Set exercise ->
For the entries that follow, state how many lines include the word "плавки", giving the number and nothing else.

* BEGIN *

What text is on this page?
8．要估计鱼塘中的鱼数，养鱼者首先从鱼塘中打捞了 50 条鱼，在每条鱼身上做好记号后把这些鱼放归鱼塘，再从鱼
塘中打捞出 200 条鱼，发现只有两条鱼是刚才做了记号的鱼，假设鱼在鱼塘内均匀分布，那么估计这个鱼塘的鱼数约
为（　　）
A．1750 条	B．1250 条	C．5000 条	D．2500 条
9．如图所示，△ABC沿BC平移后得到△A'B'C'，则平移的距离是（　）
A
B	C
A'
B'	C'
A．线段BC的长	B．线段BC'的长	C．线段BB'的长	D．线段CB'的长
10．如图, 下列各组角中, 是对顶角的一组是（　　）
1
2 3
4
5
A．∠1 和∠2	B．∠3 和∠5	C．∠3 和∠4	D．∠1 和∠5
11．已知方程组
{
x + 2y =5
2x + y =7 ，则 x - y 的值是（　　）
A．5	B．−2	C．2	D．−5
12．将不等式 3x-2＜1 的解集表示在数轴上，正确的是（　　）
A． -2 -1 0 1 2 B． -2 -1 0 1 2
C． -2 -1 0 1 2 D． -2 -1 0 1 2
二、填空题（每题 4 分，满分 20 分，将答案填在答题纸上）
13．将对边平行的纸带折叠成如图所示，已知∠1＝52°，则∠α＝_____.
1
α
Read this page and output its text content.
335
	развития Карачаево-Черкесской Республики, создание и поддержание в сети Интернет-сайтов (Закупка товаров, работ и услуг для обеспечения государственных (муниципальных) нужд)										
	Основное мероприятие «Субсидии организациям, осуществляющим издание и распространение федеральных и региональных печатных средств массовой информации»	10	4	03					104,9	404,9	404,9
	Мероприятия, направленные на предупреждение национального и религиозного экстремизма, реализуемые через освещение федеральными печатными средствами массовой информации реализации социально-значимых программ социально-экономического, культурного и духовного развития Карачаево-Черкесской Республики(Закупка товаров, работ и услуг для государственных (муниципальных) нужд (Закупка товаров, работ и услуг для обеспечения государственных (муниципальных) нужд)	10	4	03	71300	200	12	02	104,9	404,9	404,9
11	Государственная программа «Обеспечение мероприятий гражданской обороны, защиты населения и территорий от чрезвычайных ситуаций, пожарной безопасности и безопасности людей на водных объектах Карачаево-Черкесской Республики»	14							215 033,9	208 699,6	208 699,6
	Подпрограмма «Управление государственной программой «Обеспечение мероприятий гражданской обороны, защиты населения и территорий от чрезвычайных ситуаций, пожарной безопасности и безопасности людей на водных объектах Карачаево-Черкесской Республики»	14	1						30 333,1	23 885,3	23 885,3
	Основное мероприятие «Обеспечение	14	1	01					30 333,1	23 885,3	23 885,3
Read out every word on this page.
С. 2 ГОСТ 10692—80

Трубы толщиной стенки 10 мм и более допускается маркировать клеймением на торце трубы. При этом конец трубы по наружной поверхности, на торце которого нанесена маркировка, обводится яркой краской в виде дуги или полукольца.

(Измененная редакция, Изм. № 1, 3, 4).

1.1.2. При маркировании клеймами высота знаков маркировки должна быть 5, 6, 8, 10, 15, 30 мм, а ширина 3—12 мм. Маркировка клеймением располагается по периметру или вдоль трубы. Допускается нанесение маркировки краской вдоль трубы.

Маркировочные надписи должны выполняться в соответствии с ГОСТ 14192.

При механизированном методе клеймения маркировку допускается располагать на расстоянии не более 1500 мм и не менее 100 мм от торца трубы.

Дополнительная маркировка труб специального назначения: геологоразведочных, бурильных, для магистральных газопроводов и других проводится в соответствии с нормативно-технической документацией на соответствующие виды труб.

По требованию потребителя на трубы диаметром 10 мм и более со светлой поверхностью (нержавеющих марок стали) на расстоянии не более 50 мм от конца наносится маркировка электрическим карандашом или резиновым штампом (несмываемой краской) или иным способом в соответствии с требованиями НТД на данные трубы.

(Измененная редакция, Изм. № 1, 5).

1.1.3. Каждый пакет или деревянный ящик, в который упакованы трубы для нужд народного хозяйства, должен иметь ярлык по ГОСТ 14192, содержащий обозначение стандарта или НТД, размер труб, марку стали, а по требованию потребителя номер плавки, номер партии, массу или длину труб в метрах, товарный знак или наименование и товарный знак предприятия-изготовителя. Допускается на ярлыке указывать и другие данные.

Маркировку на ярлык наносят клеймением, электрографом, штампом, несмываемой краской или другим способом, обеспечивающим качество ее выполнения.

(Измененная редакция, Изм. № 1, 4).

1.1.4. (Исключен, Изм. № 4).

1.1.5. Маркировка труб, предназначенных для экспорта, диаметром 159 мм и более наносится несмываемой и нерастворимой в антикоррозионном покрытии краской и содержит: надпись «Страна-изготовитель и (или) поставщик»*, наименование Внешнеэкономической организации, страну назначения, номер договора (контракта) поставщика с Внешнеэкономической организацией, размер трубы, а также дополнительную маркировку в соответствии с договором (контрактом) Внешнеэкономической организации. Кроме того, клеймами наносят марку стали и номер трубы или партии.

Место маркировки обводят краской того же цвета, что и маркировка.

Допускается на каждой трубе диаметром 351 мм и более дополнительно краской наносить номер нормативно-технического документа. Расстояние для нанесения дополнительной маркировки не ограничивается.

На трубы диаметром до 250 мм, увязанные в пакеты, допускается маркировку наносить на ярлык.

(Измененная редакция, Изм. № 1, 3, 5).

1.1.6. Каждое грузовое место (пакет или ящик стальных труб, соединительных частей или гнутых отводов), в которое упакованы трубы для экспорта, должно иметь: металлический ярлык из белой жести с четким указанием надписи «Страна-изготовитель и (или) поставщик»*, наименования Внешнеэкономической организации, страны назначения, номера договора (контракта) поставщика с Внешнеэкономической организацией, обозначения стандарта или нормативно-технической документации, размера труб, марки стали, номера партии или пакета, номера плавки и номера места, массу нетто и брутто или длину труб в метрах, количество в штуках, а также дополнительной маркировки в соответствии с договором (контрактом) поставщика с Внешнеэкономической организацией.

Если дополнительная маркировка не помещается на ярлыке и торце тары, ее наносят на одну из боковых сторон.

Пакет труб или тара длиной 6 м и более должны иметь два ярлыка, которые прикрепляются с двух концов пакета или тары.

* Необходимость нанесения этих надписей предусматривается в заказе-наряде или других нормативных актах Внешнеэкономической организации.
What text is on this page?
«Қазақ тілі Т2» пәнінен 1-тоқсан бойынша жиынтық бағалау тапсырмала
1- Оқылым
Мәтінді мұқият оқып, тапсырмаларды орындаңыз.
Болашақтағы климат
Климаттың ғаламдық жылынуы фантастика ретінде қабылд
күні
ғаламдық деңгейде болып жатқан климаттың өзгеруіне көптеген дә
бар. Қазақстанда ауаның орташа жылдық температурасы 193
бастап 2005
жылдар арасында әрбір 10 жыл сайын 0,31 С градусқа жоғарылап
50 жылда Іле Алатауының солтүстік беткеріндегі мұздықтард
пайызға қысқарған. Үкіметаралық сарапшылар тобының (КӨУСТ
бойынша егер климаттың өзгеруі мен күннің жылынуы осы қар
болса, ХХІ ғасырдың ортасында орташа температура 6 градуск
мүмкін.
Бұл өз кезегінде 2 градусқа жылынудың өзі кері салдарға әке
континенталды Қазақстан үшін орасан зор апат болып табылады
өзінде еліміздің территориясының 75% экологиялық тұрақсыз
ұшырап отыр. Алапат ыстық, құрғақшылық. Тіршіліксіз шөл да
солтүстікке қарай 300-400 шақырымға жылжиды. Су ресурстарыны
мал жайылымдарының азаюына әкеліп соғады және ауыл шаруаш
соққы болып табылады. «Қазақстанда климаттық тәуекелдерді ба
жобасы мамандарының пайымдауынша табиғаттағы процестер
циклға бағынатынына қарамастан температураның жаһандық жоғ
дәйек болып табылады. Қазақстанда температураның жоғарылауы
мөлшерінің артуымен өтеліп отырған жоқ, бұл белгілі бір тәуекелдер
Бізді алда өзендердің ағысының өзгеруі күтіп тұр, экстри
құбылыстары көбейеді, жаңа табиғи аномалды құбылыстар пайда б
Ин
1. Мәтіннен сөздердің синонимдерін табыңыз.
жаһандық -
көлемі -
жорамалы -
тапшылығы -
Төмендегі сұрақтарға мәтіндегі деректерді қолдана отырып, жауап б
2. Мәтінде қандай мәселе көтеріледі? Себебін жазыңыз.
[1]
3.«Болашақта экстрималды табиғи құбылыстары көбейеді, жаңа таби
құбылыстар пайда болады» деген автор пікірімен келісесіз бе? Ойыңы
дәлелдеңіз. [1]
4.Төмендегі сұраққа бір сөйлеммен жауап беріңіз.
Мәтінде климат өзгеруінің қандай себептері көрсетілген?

* END *

Exercise response ->
2